┌──

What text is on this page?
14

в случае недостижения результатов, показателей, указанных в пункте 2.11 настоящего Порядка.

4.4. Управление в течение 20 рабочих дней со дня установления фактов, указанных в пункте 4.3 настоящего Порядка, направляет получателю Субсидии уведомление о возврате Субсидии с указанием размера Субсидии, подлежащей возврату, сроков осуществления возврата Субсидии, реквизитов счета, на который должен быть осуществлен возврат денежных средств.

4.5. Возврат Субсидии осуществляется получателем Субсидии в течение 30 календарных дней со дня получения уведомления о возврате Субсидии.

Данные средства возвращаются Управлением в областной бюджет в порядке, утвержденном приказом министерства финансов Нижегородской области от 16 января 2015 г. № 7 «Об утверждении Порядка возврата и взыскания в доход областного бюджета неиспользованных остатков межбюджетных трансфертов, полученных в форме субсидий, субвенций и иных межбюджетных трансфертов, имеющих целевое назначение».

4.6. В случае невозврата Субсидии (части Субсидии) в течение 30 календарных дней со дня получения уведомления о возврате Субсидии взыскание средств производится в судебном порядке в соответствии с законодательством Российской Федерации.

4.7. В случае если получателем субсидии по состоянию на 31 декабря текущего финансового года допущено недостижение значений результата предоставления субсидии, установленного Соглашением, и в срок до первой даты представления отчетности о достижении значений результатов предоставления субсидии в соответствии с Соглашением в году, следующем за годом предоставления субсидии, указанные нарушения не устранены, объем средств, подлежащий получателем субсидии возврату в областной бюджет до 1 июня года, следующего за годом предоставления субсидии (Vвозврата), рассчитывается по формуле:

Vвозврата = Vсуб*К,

└──

* **The request**:
Each record above should be output again exactly.

* **In response**:
What text is on this page?
14

в случае недостижения результатов, показателей, указанных в пункте 2.11 настоящего Порядка.

4.4. Управление в течение 20 рабочих дней со дня установления фактов, указанных в пункте 4.3 настоящего Порядка, направляет получателю Субсидии уведомление о возврате Субсидии с указанием размера Субсидии, подлежащей возврату, сроков осуществления возврата Субсидии, реквизитов счета, на который должен быть осуществлен возврат денежных средств.

4.5. Возврат Субсидии осуществляется получателем Субсидии в течение 30 календарных дней со дня получения уведомления о возврате Субсидии.

Данные средства возвращаются Управлением в областной бюджет в порядке, утвержденном приказом министерства финансов Нижегородской области от 16 января 2015 г. № 7 «Об утверждении Порядка возврата и взыскания в доход областного бюджета неиспользованных остатков межбюджетных трансфертов, полученных в форме субсидий, субвенций и иных межбюджетных трансфертов, имеющих целевое назначение».

4.6. В случае невозврата Субсидии (части Субсидии) в течение 30 календарных дней со дня получения уведомления о возврате Субсидии взыскание средств производится в судебном порядке в соответствии с законодательством Российской Федерации.

4.7. В случае если получателем субсидии по состоянию на 31 декабря текущего финансового года допущено недостижение значений результата предоставления субсидии, установленного Соглашением, и в срок до первой даты представления отчетности о достижении значений результатов предоставления субсидии в соответствии с Соглашением в году, следующем за годом предоставления субсидии, указанные нарушения не устранены, объем средств, подлежащий получателем субсидии возврату в областной бюджет до 1 июня года, следующего за годом предоставления субсидии (Vвозврата), рассчитывается по формуле:

Vвозврата = Vсуб*К,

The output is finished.